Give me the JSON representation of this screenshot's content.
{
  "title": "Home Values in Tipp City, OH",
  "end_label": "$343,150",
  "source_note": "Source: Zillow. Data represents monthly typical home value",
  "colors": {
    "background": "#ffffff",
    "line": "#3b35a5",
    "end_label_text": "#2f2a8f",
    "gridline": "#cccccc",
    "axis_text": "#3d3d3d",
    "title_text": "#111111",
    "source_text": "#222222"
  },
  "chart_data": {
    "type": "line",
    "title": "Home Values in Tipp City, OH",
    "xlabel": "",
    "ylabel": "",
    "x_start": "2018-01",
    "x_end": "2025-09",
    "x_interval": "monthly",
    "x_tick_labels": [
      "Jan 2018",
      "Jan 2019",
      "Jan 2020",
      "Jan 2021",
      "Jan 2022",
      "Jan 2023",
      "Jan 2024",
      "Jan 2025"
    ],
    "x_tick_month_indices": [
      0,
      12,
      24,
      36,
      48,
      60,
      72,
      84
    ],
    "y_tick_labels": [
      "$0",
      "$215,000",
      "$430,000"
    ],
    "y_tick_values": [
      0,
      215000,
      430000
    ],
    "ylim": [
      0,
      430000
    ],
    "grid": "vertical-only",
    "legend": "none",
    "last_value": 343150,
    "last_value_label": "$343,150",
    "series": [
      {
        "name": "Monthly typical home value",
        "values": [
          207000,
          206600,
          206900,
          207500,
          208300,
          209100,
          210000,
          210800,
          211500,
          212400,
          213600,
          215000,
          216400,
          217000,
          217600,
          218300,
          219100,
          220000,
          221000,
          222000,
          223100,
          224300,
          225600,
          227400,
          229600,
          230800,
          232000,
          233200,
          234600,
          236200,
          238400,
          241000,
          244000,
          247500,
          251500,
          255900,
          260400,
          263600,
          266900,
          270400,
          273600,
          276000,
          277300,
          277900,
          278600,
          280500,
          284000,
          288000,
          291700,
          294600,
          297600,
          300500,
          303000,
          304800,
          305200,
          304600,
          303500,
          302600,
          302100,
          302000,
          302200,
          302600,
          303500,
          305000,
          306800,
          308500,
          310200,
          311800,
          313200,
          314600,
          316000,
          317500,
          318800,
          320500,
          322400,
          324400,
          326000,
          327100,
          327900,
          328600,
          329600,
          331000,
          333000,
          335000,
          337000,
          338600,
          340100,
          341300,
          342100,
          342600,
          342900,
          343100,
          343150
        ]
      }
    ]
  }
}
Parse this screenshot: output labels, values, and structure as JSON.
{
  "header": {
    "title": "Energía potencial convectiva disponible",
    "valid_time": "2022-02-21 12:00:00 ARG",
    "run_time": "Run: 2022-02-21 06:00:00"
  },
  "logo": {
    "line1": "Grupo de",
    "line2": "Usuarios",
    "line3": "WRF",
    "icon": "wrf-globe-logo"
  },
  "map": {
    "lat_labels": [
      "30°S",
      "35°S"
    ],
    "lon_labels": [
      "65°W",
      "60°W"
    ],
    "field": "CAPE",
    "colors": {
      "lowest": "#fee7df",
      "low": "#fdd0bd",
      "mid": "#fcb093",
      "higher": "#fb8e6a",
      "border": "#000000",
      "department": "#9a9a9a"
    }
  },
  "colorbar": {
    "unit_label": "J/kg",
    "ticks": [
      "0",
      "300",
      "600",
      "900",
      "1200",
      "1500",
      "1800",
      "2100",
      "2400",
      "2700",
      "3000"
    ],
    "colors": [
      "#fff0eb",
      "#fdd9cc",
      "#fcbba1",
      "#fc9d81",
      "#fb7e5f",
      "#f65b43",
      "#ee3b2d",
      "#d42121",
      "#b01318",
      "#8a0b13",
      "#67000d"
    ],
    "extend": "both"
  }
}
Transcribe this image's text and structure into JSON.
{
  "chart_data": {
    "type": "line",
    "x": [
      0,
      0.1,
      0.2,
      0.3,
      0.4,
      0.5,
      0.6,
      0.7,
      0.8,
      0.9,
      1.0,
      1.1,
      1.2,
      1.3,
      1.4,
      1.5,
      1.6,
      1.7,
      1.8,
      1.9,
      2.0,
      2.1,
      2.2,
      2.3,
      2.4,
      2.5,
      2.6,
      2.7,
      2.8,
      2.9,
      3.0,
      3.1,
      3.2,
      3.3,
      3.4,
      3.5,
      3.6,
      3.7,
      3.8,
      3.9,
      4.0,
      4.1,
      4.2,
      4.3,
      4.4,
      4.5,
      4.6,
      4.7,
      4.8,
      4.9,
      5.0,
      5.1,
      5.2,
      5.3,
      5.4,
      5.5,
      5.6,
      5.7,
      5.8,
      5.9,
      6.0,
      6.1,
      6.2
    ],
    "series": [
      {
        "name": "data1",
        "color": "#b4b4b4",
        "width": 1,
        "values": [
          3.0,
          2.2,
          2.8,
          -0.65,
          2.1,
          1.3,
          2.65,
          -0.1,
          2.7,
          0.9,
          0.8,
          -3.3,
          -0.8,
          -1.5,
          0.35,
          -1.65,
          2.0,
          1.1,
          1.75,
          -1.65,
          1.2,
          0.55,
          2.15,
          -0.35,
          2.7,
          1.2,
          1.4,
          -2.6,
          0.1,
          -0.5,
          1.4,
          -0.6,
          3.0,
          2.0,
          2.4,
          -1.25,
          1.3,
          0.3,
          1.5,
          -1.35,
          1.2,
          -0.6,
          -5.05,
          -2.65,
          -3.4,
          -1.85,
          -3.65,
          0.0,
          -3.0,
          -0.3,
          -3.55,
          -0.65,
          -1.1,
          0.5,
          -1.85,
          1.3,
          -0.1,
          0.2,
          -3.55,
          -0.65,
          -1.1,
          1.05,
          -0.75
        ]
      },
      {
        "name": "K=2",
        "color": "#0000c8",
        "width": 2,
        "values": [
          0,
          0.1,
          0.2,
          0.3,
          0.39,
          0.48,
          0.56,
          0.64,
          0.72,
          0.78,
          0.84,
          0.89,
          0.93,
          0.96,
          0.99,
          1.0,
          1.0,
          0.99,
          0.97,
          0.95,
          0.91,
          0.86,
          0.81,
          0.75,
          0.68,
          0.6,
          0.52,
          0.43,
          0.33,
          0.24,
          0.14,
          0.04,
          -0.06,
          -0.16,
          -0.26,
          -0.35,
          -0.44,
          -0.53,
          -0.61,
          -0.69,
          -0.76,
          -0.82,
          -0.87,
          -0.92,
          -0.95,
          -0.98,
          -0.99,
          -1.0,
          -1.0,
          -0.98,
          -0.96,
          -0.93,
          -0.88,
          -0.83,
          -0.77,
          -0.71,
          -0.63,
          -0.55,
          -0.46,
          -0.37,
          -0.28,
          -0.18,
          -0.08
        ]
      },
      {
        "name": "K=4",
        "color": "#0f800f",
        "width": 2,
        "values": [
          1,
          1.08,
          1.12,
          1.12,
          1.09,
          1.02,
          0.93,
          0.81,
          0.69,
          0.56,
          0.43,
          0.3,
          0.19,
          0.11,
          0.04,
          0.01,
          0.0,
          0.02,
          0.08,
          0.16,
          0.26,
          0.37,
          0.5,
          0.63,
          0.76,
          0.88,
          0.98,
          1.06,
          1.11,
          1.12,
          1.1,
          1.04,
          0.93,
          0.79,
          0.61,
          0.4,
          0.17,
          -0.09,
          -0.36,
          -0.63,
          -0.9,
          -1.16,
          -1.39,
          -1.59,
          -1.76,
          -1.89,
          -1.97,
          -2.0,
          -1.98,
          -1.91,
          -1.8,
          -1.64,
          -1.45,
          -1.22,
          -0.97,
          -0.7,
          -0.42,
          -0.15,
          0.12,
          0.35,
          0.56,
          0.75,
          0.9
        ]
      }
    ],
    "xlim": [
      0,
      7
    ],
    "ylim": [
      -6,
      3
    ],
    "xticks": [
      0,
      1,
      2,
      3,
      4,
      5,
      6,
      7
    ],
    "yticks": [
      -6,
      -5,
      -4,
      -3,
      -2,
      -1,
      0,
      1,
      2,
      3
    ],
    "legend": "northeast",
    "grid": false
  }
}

- - - -

- _EXERCISE DESCRIPTION_:
Go through the records. Copy each line where "typical" appears.

- _FINISHED TASK_:
  "source_note": "Source: Zillow. Data represents monthly typical home value",
        "name": "Monthly typical home value",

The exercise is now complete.